● Segmento del documento
Puntualmente, come di consueto, viene servita la colazione: un vassoio pieno di ogni ben di Dio... e infatti è proprio di Lui che stiamo per parlare. Cornetti, pane abbrustolito, tre differenti barattolini di marmellata, miele, un muffin, yogurt, succo di frutta e un tazzone di latte con i corn flakes.

Contento come una Pasqua, che in realtà da queste parti non si festeggia, mi butto a quattro ganasce sul tavolino che ho di fronte e bisogna riconoscere agli ingegneri dell’Airbus che mettere un tavolino nel cockpit è stata una idea veramente geniale.

Mentre affondo i denti sul primo panino, con un guizzo di marmellata che cerca di attentare alla mia camicia immacolata, scorgo dal finestrino una tenue luce proveniente da est, niente di mistico tranquilli, è il sole che finalmente si rifà vivo su questo sterminato Oceano Indiano che stiamo sorvolando.

Al che, anche per rompere un po’ il silenzio che impera dalla retrazione del carrello, azzardo un: "Well, the sun is coming!", e mi ributto faccia al vassoio senza curarmi di una eventuale risposta in inglese che tanto non avrei capito. Invece, come ritemprato da una doccia fredda, il barbuto comandante dallo sguardo austero gonfia il petto e fa: "It’s time for praying!" e si alza dal suo posto lasciandomi solo a tagliare a metà il cornetto che era in attesa della farcitura.

Non ho ben chiaro cosa sta per accadere, anche perché con la fame che ho dopo la sosta in India, può pure spegnersi un motore, ma finirei comunque la mia colazione prima di eseguire la check list. Con la coda dell’occhio scruto il mio compagno di viaggio nelle sue misteriose manovre, in quello spazio angusto che c’è tra i sedili e la porta di accesso al cockpit, e vedo che tira fuori un tappeto colorato da uno scomparto di cui ignoravo l’esistenza. Nel mio stupore, sbaglio mira e mi impatacco i pantaloni con una cucchiaiata di yogurt destinata alla bocca.

Vedo che stende il tappetino al suolo e inizia una sorta di canto che arricchisce l’atmosfera dell’alba di un misticismo che mi ricordava i tempi in cui, da ragazzino, frequentavo i boy scout in parrocchia. Immaginate il mio imbarazzo: il Ramadan è appena iniziato, quindi col sorgere del sole non si mangia più fino al tramonto e io mi ritrovo nel bel mezzo dell’Oceano Indiano ad affrontare i miei corn flakes affogati in una tazza di latte, col comandante dietro alle mie spalle che in ginocchio prega il suo Dio.

Ho visto pregare in chiesa e in casa, ho visto pregare anche nei boschi e sulle spiagge, ma dentro al cockpit di un aeroplano... mai!!! E per di più mentre è in volo. Non sapevo se smettere di mangiare o sbrigarmi a finire... per la cronaca, ho optato per la seconda.

Tutto sommato però è bello sapere che in questo mondo così dedito al consumismo sfrenato c’è ancora chi pensa a santificare la propria anima credendo fermamente in entità superiori che da qualche parte dovranno pure essere. Il mondo è pieno di religioni diverse e ognuna pretende di avere la verità certa sulla esistenza del proprio Dio.

Non pensiate che ora io vi dia la risposta a questo quesito. Per quanto mondo abbia visto e per quanto tempo abbia passato in cielo non ho ancora avuto alcuna illuminazione in proposito, altrimenti passerei il tempo in mezzo alla gente, a indicare la via come un novello profeta.

Mentre il mio comandante continua a pregare, penso che il volo fino a Doha sarà ancora lungo e che per gli effetti della legge di Murphy può succedere di tutto, quindi un aiuto dall’alto può sempre essere utile, e se il comandante ha degli amici potenti lassù che lo aiutano, beh... di riflesso aiuteranno anche me.

Male non fa, e una benedizione speciale può sempre far comodo quando sei per aria e la tua vita dipende solo da quei due frullini sotto le ali che ti spingono a mille chilometri orari e a dieci chilometri di altezza.

● Consegna A
Ricopia fedelmente la parte del segmento del documento che si apre con le parole "Mentre il mio" e si chiude con "chilometri di altezza.".
● Consegna B
Traduci in inglese questa frase del segmento del documento: "Non sapevo se smettere di mangiare o sbrigarmi a finire... per la cronaca, ho optato per la seconda."
● Consegna C
Secondo il segmento del documento, che cosa estrae il comandante da uno scomparto?

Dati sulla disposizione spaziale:
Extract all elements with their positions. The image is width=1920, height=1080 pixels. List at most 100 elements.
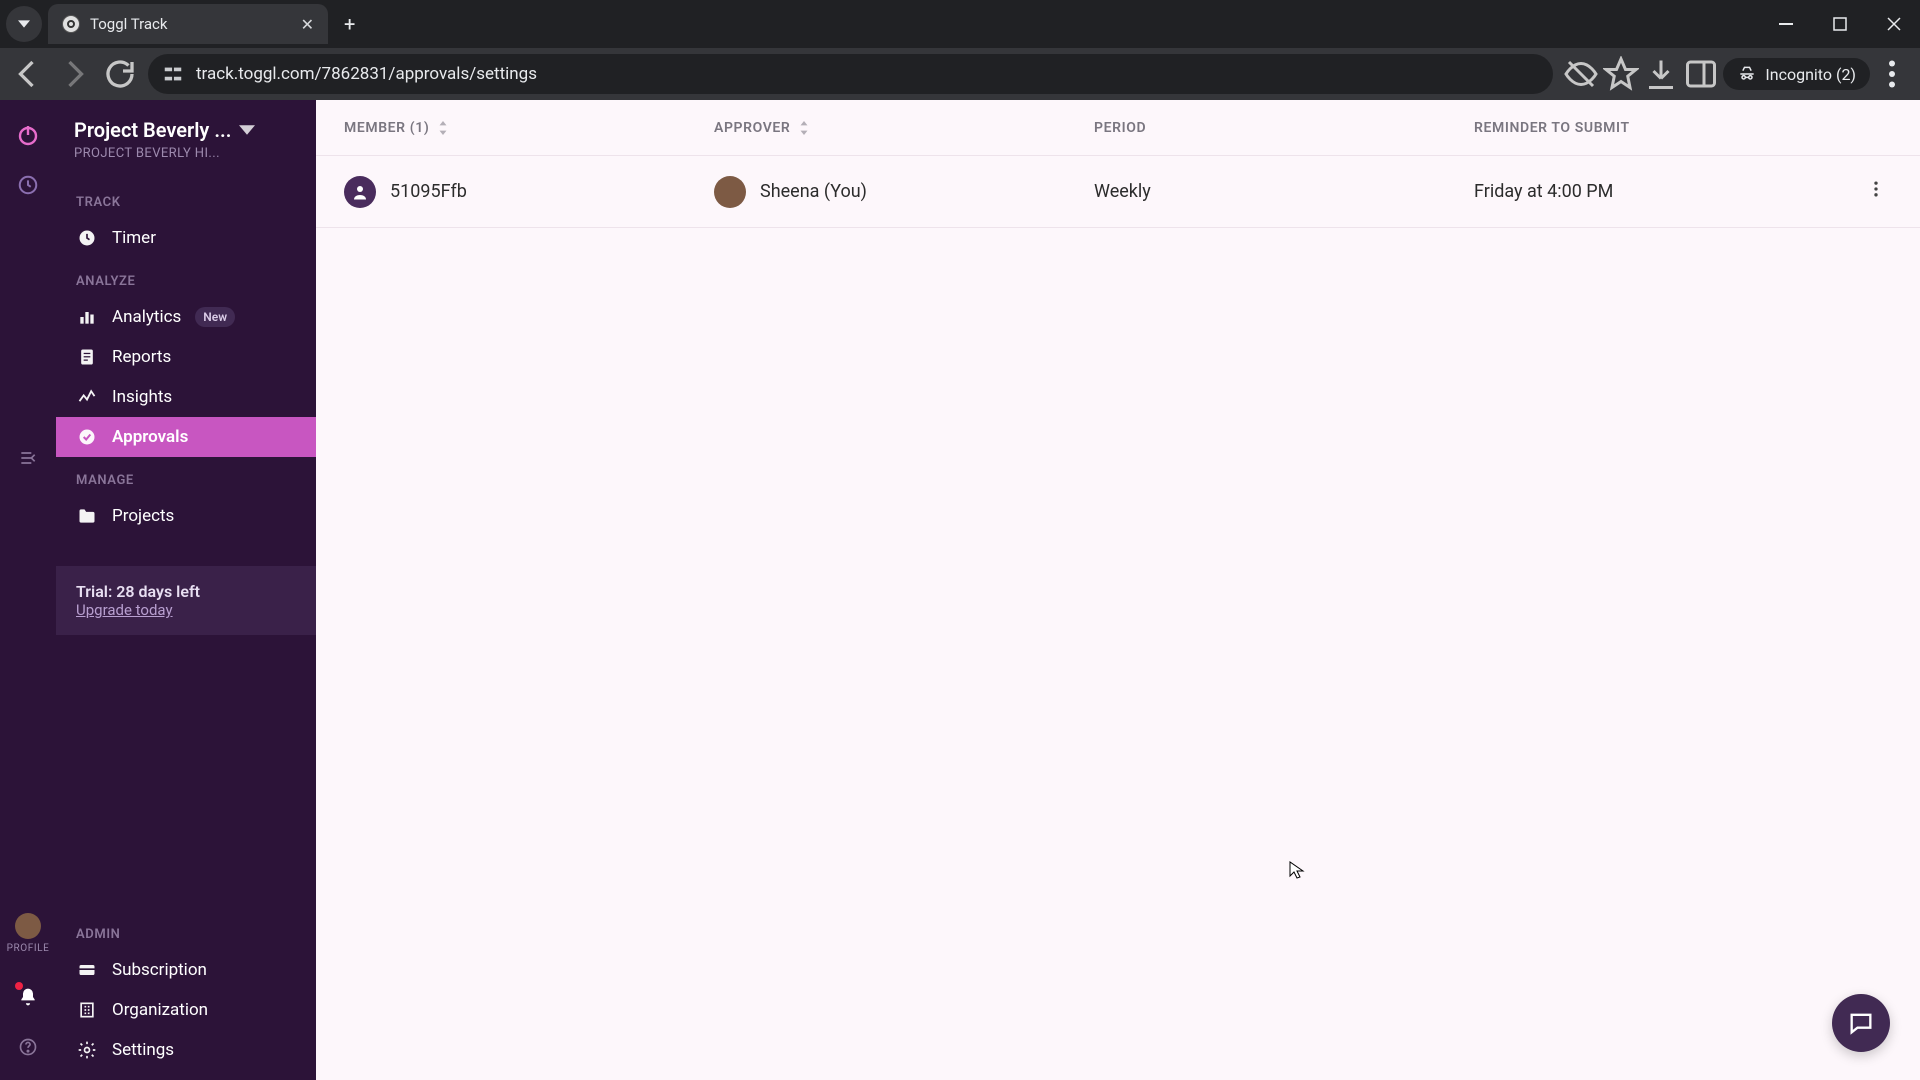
column-header-approver[interactable]: APPROVER — [714, 120, 1094, 136]
browser-toolbar: track.toggl.com/7862831/approvals/settin… — [0, 48, 1920, 100]
sidebar-item-label: Approvals — [112, 427, 188, 447]
sidebar-item-organization[interactable]: Organization — [56, 990, 316, 1030]
cell-reminder: Friday at 4:00 PM — [1474, 181, 1860, 202]
new-tab-button[interactable]: + — [328, 12, 371, 36]
browser-menu-button[interactable] — [1874, 56, 1910, 92]
table-header: MEMBER (1) APPROVER PERIOD REMINDER TO S… — [316, 100, 1920, 156]
incognito-label: Incognito (2) — [1765, 65, 1856, 84]
url-text: track.toggl.com/7862831/approvals/settin… — [196, 64, 537, 84]
rail-timer-icon[interactable] — [11, 168, 45, 202]
mouse-cursor-icon — [1288, 860, 1308, 884]
sidebar-item-insights[interactable]: Insights — [56, 377, 316, 417]
header-label: PERIOD — [1094, 120, 1146, 136]
profile-label: PROFILE — [7, 943, 50, 954]
sort-icon — [798, 121, 810, 135]
approver-name: Sheena (You) — [760, 181, 867, 202]
sidebar-item-reports[interactable]: Reports — [56, 337, 316, 377]
sidebar: Project Beverly ... PROJECT BEVERLY HI..… — [56, 100, 316, 1080]
forward-button[interactable] — [56, 56, 92, 92]
close-tab-icon[interactable]: ✕ — [301, 15, 314, 34]
left-rail: PROFILE — [0, 100, 56, 1080]
profile-rail[interactable]: PROFILE — [7, 913, 50, 964]
section-analyze: ANALYZE — [56, 258, 316, 297]
window-controls — [1760, 3, 1920, 45]
chat-support-button[interactable] — [1832, 994, 1890, 1052]
approver-avatar-icon — [714, 176, 746, 208]
column-header-reminder: REMINDER TO SUBMIT — [1474, 120, 1892, 136]
header-label: REMINDER TO SUBMIT — [1474, 120, 1630, 136]
cell-approver: Sheena (You) — [714, 176, 1094, 208]
building-icon — [76, 1000, 98, 1020]
workspace-name: Project Beverly ... — [74, 118, 231, 142]
sidebar-item-settings[interactable]: Settings — [56, 1030, 316, 1070]
workspace-switcher[interactable]: Project Beverly ... PROJECT BEVERLY HI..… — [56, 112, 316, 179]
check-circle-icon — [76, 427, 98, 447]
address-bar[interactable]: track.toggl.com/7862831/approvals/settin… — [148, 54, 1553, 94]
section-admin: ADMIN — [56, 911, 316, 950]
sidebar-item-label: Timer — [112, 228, 156, 248]
sidebar-item-subscription[interactable]: Subscription — [56, 950, 316, 990]
tab-search-dropdown[interactable] — [6, 6, 42, 42]
sidebar-item-label: Organization — [112, 1000, 208, 1020]
sidebar-item-timer[interactable]: Timer — [56, 218, 316, 258]
main-content: MEMBER (1) APPROVER PERIOD REMINDER TO S… — [316, 100, 1920, 1080]
help-icon[interactable] — [11, 1030, 45, 1064]
new-badge: New — [195, 307, 235, 327]
column-header-period: PERIOD — [1094, 120, 1474, 136]
reminder-value: Friday at 4:00 PM — [1474, 181, 1613, 202]
bookmark-star-icon[interactable] — [1603, 56, 1639, 92]
close-window-button[interactable] — [1868, 3, 1920, 45]
clock-icon — [76, 228, 98, 248]
row-menu-button[interactable] — [1860, 173, 1892, 210]
eye-off-icon[interactable] — [1563, 56, 1599, 92]
sidebar-item-analytics[interactable]: Analytics New — [56, 297, 316, 337]
gear-icon — [76, 1040, 98, 1060]
incognito-indicator[interactable]: Incognito (2) — [1723, 58, 1870, 90]
title-bar: Toggl Track ✕ + — [0, 0, 1920, 48]
tab-title: Toggl Track — [90, 15, 168, 33]
trial-title: Trial: 28 days left — [76, 582, 296, 601]
notification-dot-icon — [15, 982, 23, 990]
sidebar-item-label: Analytics — [112, 307, 181, 327]
card-icon — [76, 960, 98, 980]
toggl-power-icon[interactable] — [11, 118, 45, 152]
toolbar-right: Incognito (2) — [1563, 56, 1910, 92]
reload-button[interactable] — [102, 56, 138, 92]
notifications-icon[interactable] — [11, 980, 45, 1014]
app-root: PROFILE Project Beverly ... PROJECT BEVE… — [0, 100, 1920, 1080]
section-manage: MANAGE — [56, 457, 316, 496]
chevron-down-icon — [239, 122, 255, 138]
workspace-subtitle: PROJECT BEVERLY HI... — [74, 146, 298, 161]
cell-member: 51095Ffb — [344, 176, 714, 208]
folder-icon — [76, 506, 98, 526]
sidepanel-icon[interactable] — [1683, 56, 1719, 92]
header-label: MEMBER (1) — [344, 120, 429, 136]
cell-period: Weekly — [1094, 181, 1474, 202]
downloads-icon[interactable] — [1643, 56, 1679, 92]
member-name: 51095Ffb — [390, 181, 467, 202]
section-track: TRACK — [56, 179, 316, 218]
sidebar-item-label: Settings — [112, 1040, 174, 1060]
browser-tab[interactable]: Toggl Track ✕ — [48, 4, 328, 44]
trial-banner: Trial: 28 days left Upgrade today — [56, 566, 316, 635]
avatar-icon — [15, 913, 41, 939]
sidebar-item-label: Insights — [112, 387, 172, 407]
minimize-button[interactable] — [1760, 3, 1812, 45]
sidebar-item-label: Projects — [112, 506, 174, 526]
sparkline-icon — [76, 387, 98, 407]
table-row[interactable]: 51095Ffb Sheena (You) Weekly Friday at 4… — [316, 156, 1920, 228]
maximize-button[interactable] — [1814, 3, 1866, 45]
column-header-member[interactable]: MEMBER (1) — [344, 120, 714, 136]
upgrade-link[interactable]: Upgrade today — [76, 601, 296, 619]
sidebar-item-approvals[interactable]: Approvals — [56, 417, 316, 457]
sidebar-item-projects[interactable]: Projects — [56, 496, 316, 536]
site-settings-icon[interactable] — [162, 63, 184, 85]
member-avatar-icon — [344, 176, 376, 208]
chart-icon — [76, 307, 98, 327]
document-icon — [76, 347, 98, 367]
collapse-sidebar-icon[interactable] — [18, 448, 38, 472]
incognito-icon — [1737, 64, 1757, 84]
back-button[interactable] — [10, 56, 46, 92]
sidebar-item-label: Subscription — [112, 960, 207, 980]
favicon-icon — [62, 15, 80, 33]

● Soluzione A
Mentre il mio comandante continua a pregare, penso che il volo fino a Doha sarà ancora lungo e che per gli effetti della legge di Murphy può succedere di tutto, quindi un aiuto dall’alto può sempre essere utile, e se il comandante ha degli amici potenti lassù che lo aiutano, beh... di riflesso aiuteranno anche me.

Male non fa, e una benedizione speciale può sempre far comodo quando sei per aria e la tua vita dipende solo da quei due frullini sotto le ali che ti spingono a mille chilometri orari e a dieci chilometri di altezza.

● Soluzione B
I didn't know whether to stop eating or hurry up and finish... for the record, I opted for the latter.

● Soluzione C
Un tappeto colorato.